▶ _To do_: Send each entry back exactly as given, pictures excluded.

▶ _Records for the exercise_:
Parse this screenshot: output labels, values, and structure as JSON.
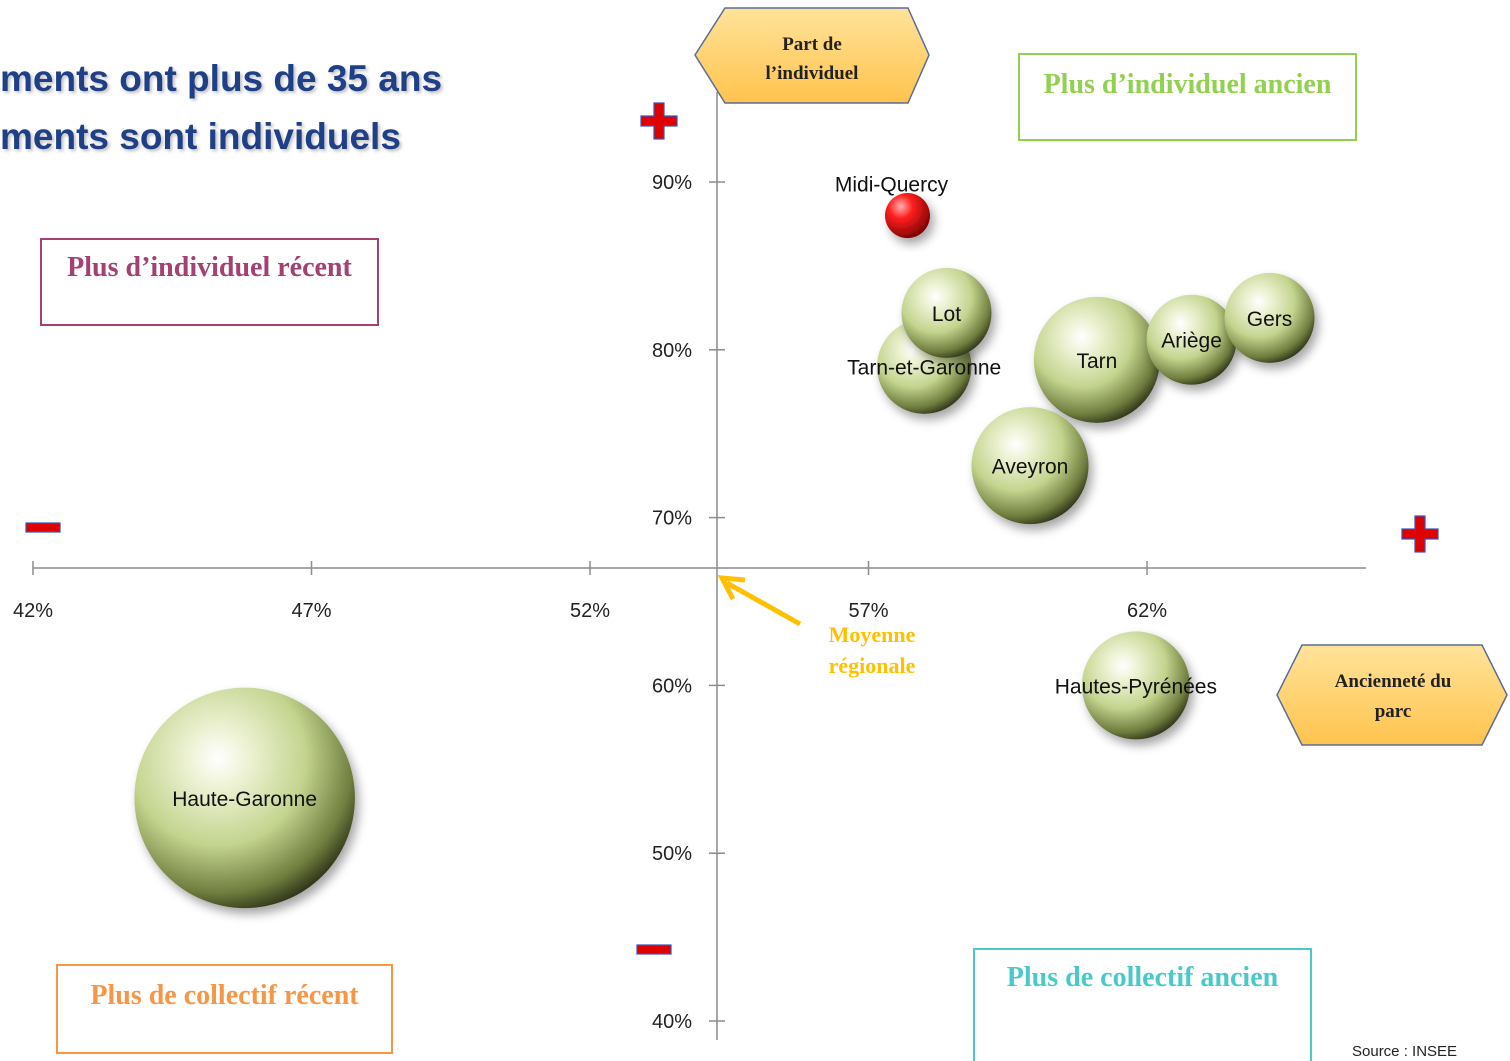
{
  "title_lines": [
    "ments ont plus de 35 ans",
    "ments sont individuels"
  ],
  "quadrants": {
    "top_left": "Plus d’individuel récent",
    "top_right": "Plus d’individuel ancien",
    "bottom_left": "Plus de collectif récent",
    "bottom_right": "Plus de collectif ancien"
  },
  "axis_tags": {
    "y": "Part de l’individuel",
    "x": "Ancienneté du parc"
  },
  "average_label": "Moyenne régionale",
  "source": "Source : INSEE",
  "chart_data": {
    "type": "scatter",
    "subtype": "bubble",
    "xlabel": "Ancienneté du parc",
    "ylabel": "Part de l’individuel",
    "xlim": [
      41.8,
      65.5
    ],
    "ylim": [
      40,
      92
    ],
    "x_ticks": [
      42,
      47,
      52,
      57,
      62
    ],
    "x_tick_labels": [
      "42%",
      "47%",
      "52%",
      "57%",
      "62%"
    ],
    "y_ticks": [
      40,
      50,
      60,
      70,
      80,
      90
    ],
    "y_tick_labels": [
      "40%",
      "50%",
      "60%",
      "70%",
      "80%",
      "90%"
    ],
    "origin": {
      "x": 54.3,
      "y": 67
    },
    "points": [
      {
        "label": "Midi-Quercy",
        "x": 57.7,
        "y": 88.0,
        "size": 1.0,
        "highlight": true
      },
      {
        "label": "Lot",
        "x": 58.4,
        "y": 82.2,
        "size": 2.0
      },
      {
        "label": "Tarn-et-Garonne",
        "x": 58.0,
        "y": 79.0,
        "size": 2.1
      },
      {
        "label": "Tarn",
        "x": 61.1,
        "y": 79.4,
        "size": 2.8
      },
      {
        "label": "Ariège",
        "x": 62.8,
        "y": 80.6,
        "size": 2.0
      },
      {
        "label": "Gers",
        "x": 64.2,
        "y": 81.9,
        "size": 2.0
      },
      {
        "label": "Aveyron",
        "x": 59.9,
        "y": 73.1,
        "size": 2.6
      },
      {
        "label": "Hautes-Pyrénées",
        "x": 61.8,
        "y": 60.0,
        "size": 2.4
      },
      {
        "label": "Haute-Garonne",
        "x": 45.8,
        "y": 53.3,
        "size": 4.9
      }
    ],
    "colors": {
      "bubble": "#c3d48e",
      "highlight": "#e00000",
      "axis": "#7f7f7f",
      "accent": "#ffc000"
    }
  }
}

▶ _Task solution_:
Parse this screenshot: output labels, values, and structure as JSON.
{
  "title_lines": [
    "ments ont plus de 35 ans",
    "ments sont individuels"
  ],
  "quadrants": {
    "top_left": "Plus d’individuel récent",
    "top_right": "Plus d’individuel ancien",
    "bottom_left": "Plus de collectif récent",
    "bottom_right": "Plus de collectif ancien"
  },
  "axis_tags": {
    "y": "Part de l’individuel",
    "x": "Ancienneté du parc"
  },
  "average_label": "Moyenne régionale",
  "source": "Source : INSEE",
  "chart_data": {
    "type": "scatter",
    "subtype": "bubble",
    "xlabel": "Ancienneté du parc",
    "ylabel": "Part de l’individuel",
    "xlim": [
      41.8,
      65.5
    ],
    "ylim": [
      40,
      92
    ],
    "x_ticks": [
      42,
      47,
      52,
      57,
      62
    ],
    "x_tick_labels": [
      "42%",
      "47%",
      "52%",
      "57%",
      "62%"
    ],
    "y_ticks": [
      40,
      50,
      60,
      70,
      80,
      90
    ],
    "y_tick_labels": [
      "40%",
      "50%",
      "60%",
      "70%",
      "80%",
      "90%"
    ],
    "origin": {
      "x": 54.3,
      "y": 67
    },
    "points": [
      {
        "label": "Midi-Quercy",
        "x": 57.7,
        "y": 88.0,
        "size": 1.0,
        "highlight": true
      },
      {
        "label": "Lot",
        "x": 58.4,
        "y": 82.2,
        "size": 2.0
      },
      {
        "label": "Tarn-et-Garonne",
        "x": 58.0,
        "y": 79.0,
        "size": 2.1
      },
      {
        "label": "Tarn",
        "x": 61.1,
        "y": 79.4,
        "size": 2.8
      },
      {
        "label": "Ariège",
        "x": 62.8,
        "y": 80.6,
        "size": 2.0
      },
      {
        "label": "Gers",
        "x": 64.2,
        "y": 81.9,
        "size": 2.0
      },
      {
        "label": "Aveyron",
        "x": 59.9,
        "y": 73.1,
        "size": 2.6
      },
      {
        "label": "Hautes-Pyrénées",
        "x": 61.8,
        "y": 60.0,
        "size": 2.4
      },
      {
        "label": "Haute-Garonne",
        "x": 45.8,
        "y": 53.3,
        "size": 4.9
      }
    ],
    "colors": {
      "bubble": "#c3d48e",
      "highlight": "#e00000",
      "axis": "#7f7f7f",
      "accent": "#ffc000"
    }
  }
}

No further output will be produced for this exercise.